### What to work on
Repeat the whole listing exactly.

### Listed entries
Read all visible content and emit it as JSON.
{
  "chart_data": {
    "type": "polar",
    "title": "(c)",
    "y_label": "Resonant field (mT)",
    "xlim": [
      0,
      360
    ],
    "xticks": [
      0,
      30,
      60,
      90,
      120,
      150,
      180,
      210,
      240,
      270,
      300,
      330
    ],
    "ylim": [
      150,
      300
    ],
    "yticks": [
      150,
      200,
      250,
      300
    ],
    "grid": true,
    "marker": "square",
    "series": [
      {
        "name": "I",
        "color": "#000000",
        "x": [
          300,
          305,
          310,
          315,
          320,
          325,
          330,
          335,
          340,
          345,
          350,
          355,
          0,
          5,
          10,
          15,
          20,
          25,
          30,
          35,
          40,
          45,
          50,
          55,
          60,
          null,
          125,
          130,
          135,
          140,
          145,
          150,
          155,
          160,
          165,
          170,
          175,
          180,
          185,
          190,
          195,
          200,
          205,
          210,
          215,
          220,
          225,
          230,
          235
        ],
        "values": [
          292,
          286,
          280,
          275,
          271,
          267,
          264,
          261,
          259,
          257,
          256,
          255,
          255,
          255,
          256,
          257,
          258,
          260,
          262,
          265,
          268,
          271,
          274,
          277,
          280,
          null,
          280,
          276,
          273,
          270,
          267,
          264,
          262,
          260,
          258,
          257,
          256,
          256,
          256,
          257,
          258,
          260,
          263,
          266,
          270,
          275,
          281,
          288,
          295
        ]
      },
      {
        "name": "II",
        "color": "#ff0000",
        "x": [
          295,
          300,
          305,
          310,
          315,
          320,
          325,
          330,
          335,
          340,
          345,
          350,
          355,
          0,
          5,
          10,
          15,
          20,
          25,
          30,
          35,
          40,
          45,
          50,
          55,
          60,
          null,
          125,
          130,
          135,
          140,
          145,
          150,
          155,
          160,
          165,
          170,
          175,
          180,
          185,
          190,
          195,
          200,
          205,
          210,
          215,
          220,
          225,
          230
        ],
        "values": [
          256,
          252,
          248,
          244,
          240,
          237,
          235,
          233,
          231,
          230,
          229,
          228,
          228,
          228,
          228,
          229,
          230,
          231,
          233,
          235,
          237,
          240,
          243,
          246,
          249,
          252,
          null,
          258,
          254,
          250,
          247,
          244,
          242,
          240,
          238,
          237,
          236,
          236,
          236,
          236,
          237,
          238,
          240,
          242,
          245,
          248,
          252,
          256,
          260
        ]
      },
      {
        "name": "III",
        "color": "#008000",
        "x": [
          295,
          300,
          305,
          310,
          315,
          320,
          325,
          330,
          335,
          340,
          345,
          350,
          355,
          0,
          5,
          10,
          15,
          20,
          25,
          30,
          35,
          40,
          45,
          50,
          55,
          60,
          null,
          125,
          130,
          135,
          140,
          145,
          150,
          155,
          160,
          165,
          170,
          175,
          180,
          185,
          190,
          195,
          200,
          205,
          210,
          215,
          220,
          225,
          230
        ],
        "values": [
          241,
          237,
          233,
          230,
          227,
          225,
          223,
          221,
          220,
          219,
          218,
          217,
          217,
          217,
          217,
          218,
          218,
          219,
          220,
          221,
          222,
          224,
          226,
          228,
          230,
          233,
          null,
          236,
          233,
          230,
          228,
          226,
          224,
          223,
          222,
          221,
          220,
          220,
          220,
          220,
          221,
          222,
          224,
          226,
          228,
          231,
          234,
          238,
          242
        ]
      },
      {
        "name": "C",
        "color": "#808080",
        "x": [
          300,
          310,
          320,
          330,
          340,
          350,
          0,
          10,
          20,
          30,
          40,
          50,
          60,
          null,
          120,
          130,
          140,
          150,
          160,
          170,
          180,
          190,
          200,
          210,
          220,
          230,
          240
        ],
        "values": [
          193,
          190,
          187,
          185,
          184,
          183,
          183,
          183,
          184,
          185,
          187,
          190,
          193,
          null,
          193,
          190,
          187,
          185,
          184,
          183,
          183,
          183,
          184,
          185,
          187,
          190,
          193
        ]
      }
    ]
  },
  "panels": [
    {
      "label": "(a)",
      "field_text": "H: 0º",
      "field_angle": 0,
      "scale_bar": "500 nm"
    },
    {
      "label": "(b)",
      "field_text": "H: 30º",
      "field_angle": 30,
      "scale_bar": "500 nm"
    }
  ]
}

### Written solution
Read all visible content and emit it as JSON.
{
  "chart_data": {
    "type": "polar",
    "title": "(c)",
    "y_label": "Resonant field (mT)",
    "xlim": [
      0,
      360
    ],
    "xticks": [
      0,
      30,
      60,
      90,
      120,
      150,
      180,
      210,
      240,
      270,
      300,
      330
    ],
    "ylim": [
      150,
      300
    ],
    "yticks": [
      150,
      200,
      250,
      300
    ],
    "grid": true,
    "marker": "square",
    "series": [
      {
        "name": "I",
        "color": "#000000",
        "x": [
          300,
          305,
          310,
          315,
          320,
          325,
          330,
          335,
          340,
          345,
          350,
          355,
          0,
          5,
          10,
          15,
          20,
          25,
          30,
          35,
          40,
          45,
          50,
          55,
          60,
          null,
          125,
          130,
          135,
          140,
          145,
          150,
          155,
          160,
          165,
          170,
          175,
          180,
          185,
          190,
          195,
          200,
          205,
          210,
          215,
          220,
          225,
          230,
          235
        ],
        "values": [
          292,
          286,
          280,
          275,
          271,
          267,
          264,
          261,
          259,
          257,
          256,
          255,
          255,
          255,
          256,
          257,
          258,
          260,
          262,
          265,
          268,
          271,
          274,
          277,
          280,
          null,
          280,
          276,
          273,
          270,
          267,
          264,
          262,
          260,
          258,
          257,
          256,
          256,
          256,
          257,
          258,
          260,
          263,
          266,
          270,
          275,
          281,
          288,
          295
        ]
      },
      {
        "name": "II",
        "color": "#ff0000",
        "x": [
          295,
          300,
          305,
          310,
          315,
          320,
          325,
          330,
          335,
          340,
          345,
          350,
          355,
          0,
          5,
          10,
          15,
          20,
          25,
          30,
          35,
          40,
          45,
          50,
          55,
          60,
          null,
          125,
          130,
          135,
          140,
          145,
          150,
          155,
          160,
          165,
          170,
          175,
          180,
          185,
          190,
          195,
          200,
          205,
          210,
          215,
          220,
          225,
          230
        ],
        "values": [
          256,
          252,
          248,
          244,
          240,
          237,
          235,
          233,
          231,
          230,
          229,
          228,
          228,
          228,
          228,
          229,
          230,
          231,
          233,
          235,
          237,
          240,
          243,
          246,
          249,
          252,
          null,
          258,
          254,
          250,
          247,
          244,
          242,
          240,
          238,
          237,
          236,
          236,
          236,
          236,
          237,
          238,
          240,
          242,
          245,
          248,
          252,
          256,
          260
        ]
      },
      {
        "name": "III",
        "color": "#008000",
        "x": [
          295,
          300,
          305,
          310,
          315,
          320,
          325,
          330,
          335,
          340,
          345,
          350,
          355,
          0,
          5,
          10,
          15,
          20,
          25,
          30,
          35,
          40,
          45,
          50,
          55,
          60,
          null,
          125,
          130,
          135,
          140,
          145,
          150,
          155,
          160,
          165,
          170,
          175,
          180,
          185,
          190,
          195,
          200,
          205,
          210,
          215,
          220,
          225,
          230
        ],
        "values": [
          241,
          237,
          233,
          230,
          227,
          225,
          223,
          221,
          220,
          219,
          218,
          217,
          217,
          217,
          217,
          218,
          218,
          219,
          220,
          221,
          222,
          224,
          226,
          228,
          230,
          233,
          null,
          236,
          233,
          230,
          228,
          226,
          224,
          223,
          222,
          221,
          220,
          220,
          220,
          220,
          221,
          222,
          224,
          226,
          228,
          231,
          234,
          238,
          242
        ]
      },
      {
        "name": "C",
        "color": "#808080",
        "x": [
          300,
          310,
          320,
          330,
          340,
          350,
          0,
          10,
          20,
          30,
          40,
          50,
          60,
          null,
          120,
          130,
          140,
          150,
          160,
          170,
          180,
          190,
          200,
          210,
          220,
          230,
          240
        ],
        "values": [
          193,
          190,
          187,
          185,
          184,
          183,
          183,
          183,
          184,
          185,
          187,
          190,
          193,
          null,
          193,
          190,
          187,
          185,
          184,
          183,
          183,
          183,
          184,
          185,
          187,
          190,
          193
        ]
      }
    ]
  },
  "panels": [
    {
      "label": "(a)",
      "field_text": "H: 0º",
      "field_angle": 0,
      "scale_bar": "500 nm"
    },
    {
      "label": "(b)",
      "field_text": "H: 30º",
      "field_angle": 30,
      "scale_bar": "500 nm"
    }
  ]
}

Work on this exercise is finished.